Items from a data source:
═══
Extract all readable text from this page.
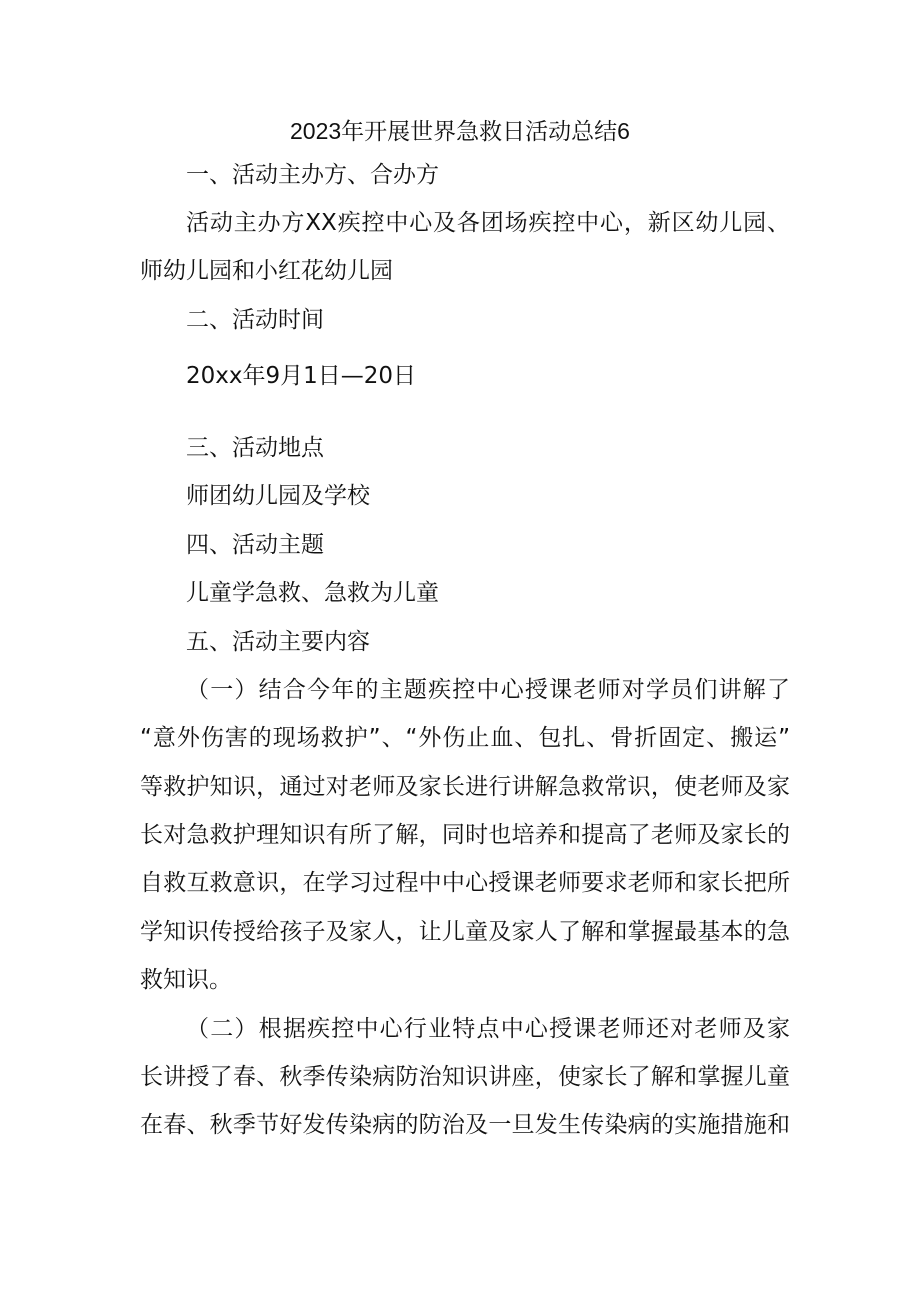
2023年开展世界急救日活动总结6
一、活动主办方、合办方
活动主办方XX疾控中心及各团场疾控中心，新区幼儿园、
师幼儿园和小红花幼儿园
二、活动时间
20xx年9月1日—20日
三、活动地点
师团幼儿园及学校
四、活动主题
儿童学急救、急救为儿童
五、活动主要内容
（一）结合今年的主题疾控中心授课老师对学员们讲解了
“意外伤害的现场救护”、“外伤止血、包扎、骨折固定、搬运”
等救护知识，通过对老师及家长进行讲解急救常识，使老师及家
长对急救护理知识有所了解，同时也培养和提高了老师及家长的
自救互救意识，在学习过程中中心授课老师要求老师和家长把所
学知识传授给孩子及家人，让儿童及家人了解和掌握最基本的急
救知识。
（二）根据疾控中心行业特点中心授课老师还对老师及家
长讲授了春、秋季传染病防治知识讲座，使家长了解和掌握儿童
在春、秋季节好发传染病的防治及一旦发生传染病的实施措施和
═══
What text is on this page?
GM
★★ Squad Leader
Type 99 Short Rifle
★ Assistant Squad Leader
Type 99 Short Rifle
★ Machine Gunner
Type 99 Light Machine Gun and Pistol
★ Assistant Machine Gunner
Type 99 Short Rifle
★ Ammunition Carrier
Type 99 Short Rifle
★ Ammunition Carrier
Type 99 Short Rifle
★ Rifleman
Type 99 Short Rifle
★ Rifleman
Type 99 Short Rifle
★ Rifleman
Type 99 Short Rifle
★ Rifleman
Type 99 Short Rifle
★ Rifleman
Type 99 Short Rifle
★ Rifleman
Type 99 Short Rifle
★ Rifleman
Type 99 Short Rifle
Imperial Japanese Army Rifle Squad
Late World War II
═══
GIVEN INSTRUCTION: In the records above, find each line that holds the word "Squad"; copy all such lines.

THE RESULT:
★★ Squad Leader
★ Assistant Squad Leader
Imperial Japanese Army Rifle Squad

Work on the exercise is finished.